What to produce
Can you render every line from the start of the records through the line containing "column-header[interactable]: Valor —", both ends included, as a Markdown table with a Row column for the row number and a Line column for the line itself, skipping blank lines and leaving out all other lines?
[start]
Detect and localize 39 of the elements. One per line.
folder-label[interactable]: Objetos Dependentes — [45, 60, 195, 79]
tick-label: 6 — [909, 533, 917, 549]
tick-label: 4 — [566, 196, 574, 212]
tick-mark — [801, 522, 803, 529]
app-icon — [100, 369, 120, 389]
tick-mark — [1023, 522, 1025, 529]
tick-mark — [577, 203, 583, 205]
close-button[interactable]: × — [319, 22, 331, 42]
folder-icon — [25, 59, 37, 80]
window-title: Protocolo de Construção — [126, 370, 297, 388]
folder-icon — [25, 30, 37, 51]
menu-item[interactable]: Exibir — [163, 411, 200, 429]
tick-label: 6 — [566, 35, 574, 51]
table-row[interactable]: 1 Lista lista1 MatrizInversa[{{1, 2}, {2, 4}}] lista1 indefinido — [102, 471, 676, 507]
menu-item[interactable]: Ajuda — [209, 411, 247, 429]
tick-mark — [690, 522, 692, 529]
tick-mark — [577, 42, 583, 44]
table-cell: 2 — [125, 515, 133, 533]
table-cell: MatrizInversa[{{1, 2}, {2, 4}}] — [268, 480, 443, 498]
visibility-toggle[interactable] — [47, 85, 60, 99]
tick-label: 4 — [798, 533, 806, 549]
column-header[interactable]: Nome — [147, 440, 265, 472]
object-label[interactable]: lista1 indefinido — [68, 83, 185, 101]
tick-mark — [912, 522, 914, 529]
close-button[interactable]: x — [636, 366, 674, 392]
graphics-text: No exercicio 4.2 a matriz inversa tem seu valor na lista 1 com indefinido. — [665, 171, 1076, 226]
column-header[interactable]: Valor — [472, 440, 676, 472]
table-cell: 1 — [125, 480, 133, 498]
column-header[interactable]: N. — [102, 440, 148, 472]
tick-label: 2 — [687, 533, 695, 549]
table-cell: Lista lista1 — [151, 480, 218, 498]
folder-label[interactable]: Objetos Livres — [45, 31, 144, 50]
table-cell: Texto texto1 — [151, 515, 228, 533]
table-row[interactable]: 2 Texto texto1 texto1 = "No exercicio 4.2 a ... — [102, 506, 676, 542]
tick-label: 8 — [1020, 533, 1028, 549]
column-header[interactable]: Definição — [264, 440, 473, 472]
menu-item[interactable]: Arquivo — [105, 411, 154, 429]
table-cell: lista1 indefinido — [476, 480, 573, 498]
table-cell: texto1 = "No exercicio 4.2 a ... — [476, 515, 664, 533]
[end]
Result for this task
| Row | Line |
|---|---|
| 1 | Detect and localize 39 of the elements. One per line. |
| 2 | folder-label[interactable]: Objetos Dependentes — [45, 60, 195, 79] |
| 3 | tick-label: 6 — [909, 533, 917, 549] |
| 4 | tick-label: 4 — [566, 196, 574, 212] |
| 5 | tick-mark — [801, 522, 803, 529] |
| 6 | app-icon — [100, 369, 120, 389] |
| 7 | tick-mark — [1023, 522, 1025, 529] |
| 8 | tick-mark — [577, 203, 583, 205] |
| 9 | close-button[interactable]: × — [319, 22, 331, 42] |
| 10 | folder-icon — [25, 59, 37, 80] |
| 11 | window-title: Protocolo de Construção — [126, 370, 297, 388] |
| 12 | folder-icon — [25, 30, 37, 51] |
| 13 | menu-item[interactable]: Exibir — [163, 411, 200, 429] |
| 14 | tick-label: 6 — [566, 35, 574, 51] |
| 15 | table-row[interactable]: 1 Lista lista1 MatrizInversa[{{1, 2}, {2, 4}}] lista1 indefinido — [102, 471, 676, 507] |
| 16 | menu-item[interactable]: Ajuda — [209, 411, 247, 429] |
| 17 | tick-mark — [690, 522, 692, 529] |
| 18 | tick-mark — [577, 42, 583, 44] |
| 19 | table-cell: 2 — [125, 515, 133, 533] |
| 20 | table-cell: MatrizInversa[{{1, 2}, {2, 4}}] — [268, 480, 443, 498] |
| 21 | visibility-toggle[interactable] — [47, 85, 60, 99] |
| 22 | tick-label: 4 — [798, 533, 806, 549] |
| 23 | column-header[interactable]: Nome — [147, 440, 265, 472] |
| 24 | object-label[interactable]: lista1 indefinido — [68, 83, 185, 101] |
| 25 | tick-mark — [912, 522, 914, 529] |
| 26 | close-button[interactable]: x — [636, 366, 674, 392] |
| 27 | graphics-text: No exercicio 4.2 a matriz inversa tem seu valor na lista 1 com indefinido. — [665, 171, 1076, 226] |
| 28 | column-header[interactable]: Valor — [472, 440, 676, 472] |